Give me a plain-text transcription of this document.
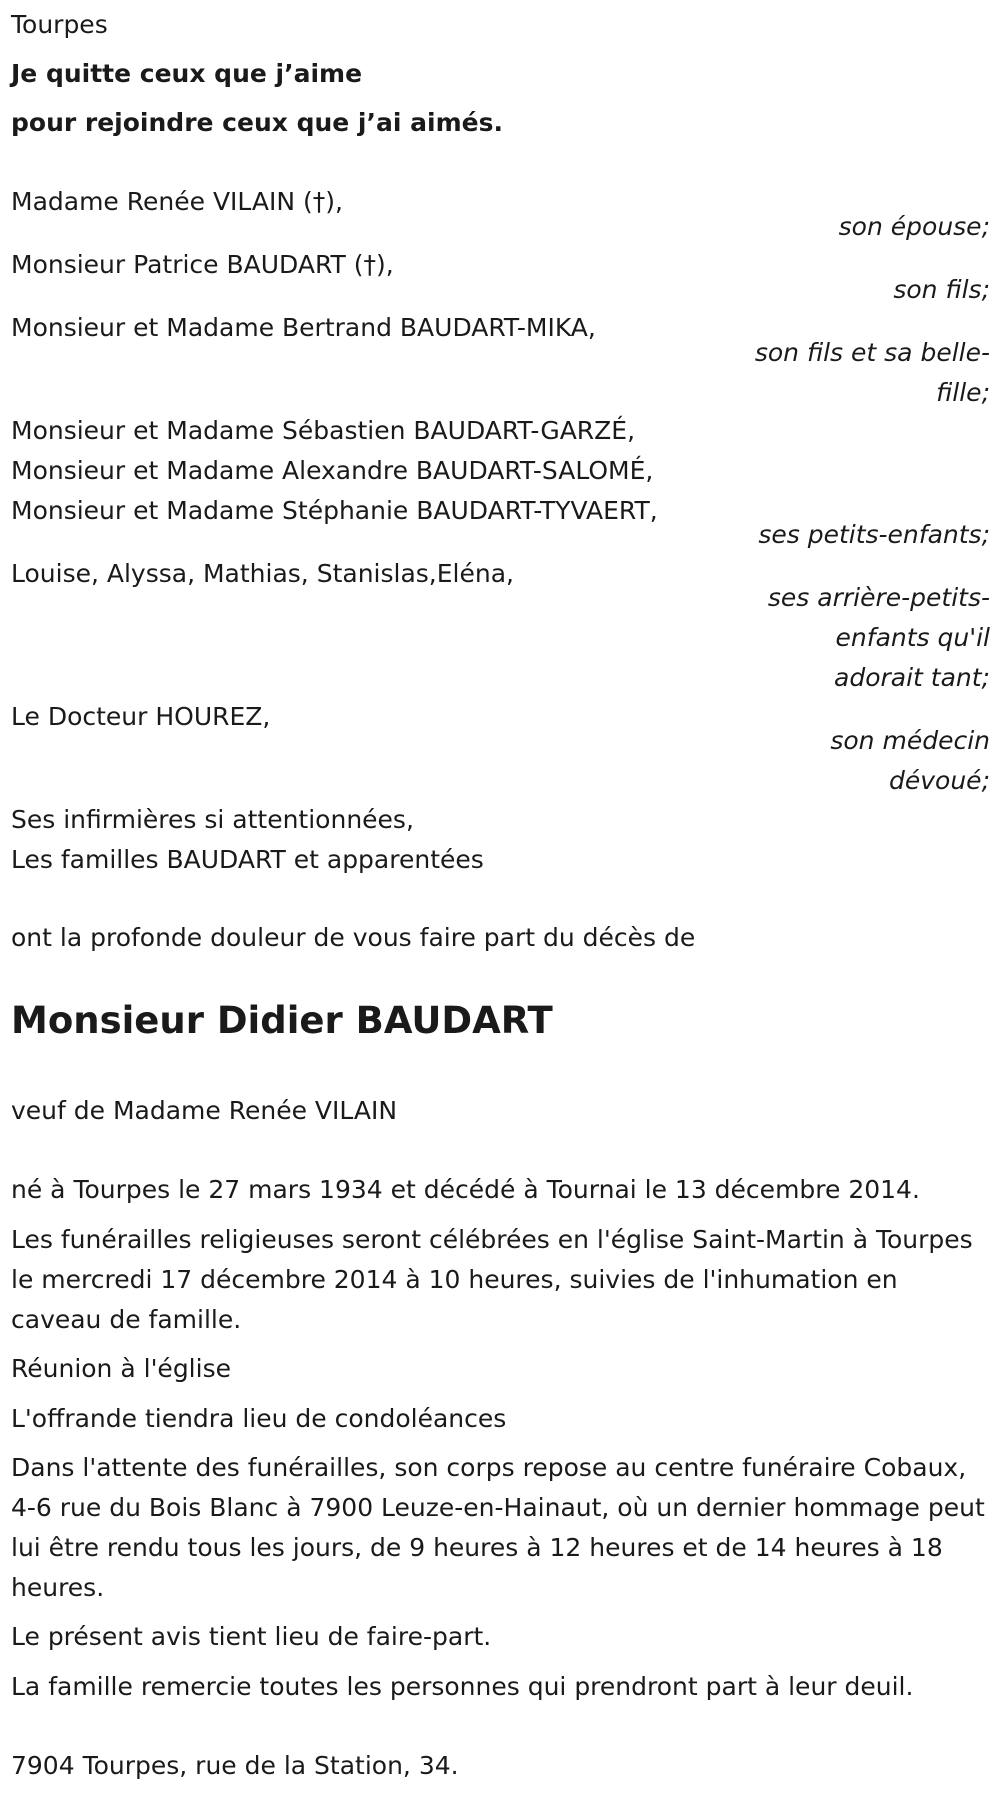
Tourpes
Je quitte ceux que j’aime
pour rejoindre ceux que j’ai aimés.
Madame Renée VILAIN (†),
son épouse;
Monsieur Patrice BAUDART (†),
son fils;
Monsieur et Madame Bertrand BAUDART-MIKA,
son fils et sa belle-fille;
Monsieur et Madame Sébastien BAUDART-GARZÉ,
Monsieur et Madame Alexandre BAUDART-SALOMÉ,
Monsieur et Madame Stéphanie BAUDART-TYVAERT,
ses petits-enfants;
Louise, Alyssa, Mathias, Stanislas,Eléna,
ses arrière-petits-enfants qu'il adorait tant;
Le Docteur HOUREZ,
son médecin dévoué;
Ses infirmières si attentionnées,
Les familles BAUDART et apparentées
ont la profonde douleur de vous faire part du décès de
Monsieur Didier BAUDART
veuf de Madame Renée VILAIN
né à Tourpes le 27 mars 1934 et décédé à Tournai le 13 décembre 2014.
Les funérailles religieuses seront célébrées en l'église Saint-Martin à Tourpes le mercredi 17 décembre 2014 à 10 heures, suivies de l'inhumation en caveau de famille.
Réunion à l'église
L'offrande tiendra lieu de condoléances
Dans l'attente des funérailles, son corps repose au centre funéraire Cobaux, 4-6 rue du Bois Blanc à 7900 Leuze-en-Hainaut, où un dernier hommage peut lui être rendu tous les jours, de 9 heures à 12 heures et de 14 heures à 18 heures.
Le présent avis tient lieu de faire-part.
La famille remercie toutes les personnes qui prendront part à leur deuil.
7904 Tourpes, rue de la Station, 34.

·····

What to work on
Every entry above should be duplicated exactly. Do not include the images.

Exercise solution
Give me a plain-text transcription of this document.
Tourpes
Je quitte ceux que j’aime
pour rejoindre ceux que j’ai aimés.
Madame Renée VILAIN (†),
son épouse;
Monsieur Patrice BAUDART (†),
son fils;
Monsieur et Madame Bertrand BAUDART-MIKA,
son fils et sa belle-fille;
Monsieur et Madame Sébastien BAUDART-GARZÉ,
Monsieur et Madame Alexandre BAUDART-SALOMÉ,
Monsieur et Madame Stéphanie BAUDART-TYVAERT,
ses petits-enfants;
Louise, Alyssa, Mathias, Stanislas,Eléna,
ses arrière-petits-enfants qu'il adorait tant;
Le Docteur HOUREZ,
son médecin dévoué;
Ses infirmières si attentionnées,
Les familles BAUDART et apparentées
ont la profonde douleur de vous faire part du décès de
Monsieur Didier BAUDART
veuf de Madame Renée VILAIN
né à Tourpes le 27 mars 1934 et décédé à Tournai le 13 décembre 2014.
Les funérailles religieuses seront célébrées en l'église Saint-Martin à Tourpes le mercredi 17 décembre 2014 à 10 heures, suivies de l'inhumation en caveau de famille.
Réunion à l'église
L'offrande tiendra lieu de condoléances
Dans l'attente des funérailles, son corps repose au centre funéraire Cobaux, 4-6 rue du Bois Blanc à 7900 Leuze-en-Hainaut, où un dernier hommage peut lui être rendu tous les jours, de 9 heures à 12 heures et de 14 heures à 18 heures.
Le présent avis tient lieu de faire-part.
La famille remercie toutes les personnes qui prendront part à leur deuil.
7904 Tourpes, rue de la Station, 34.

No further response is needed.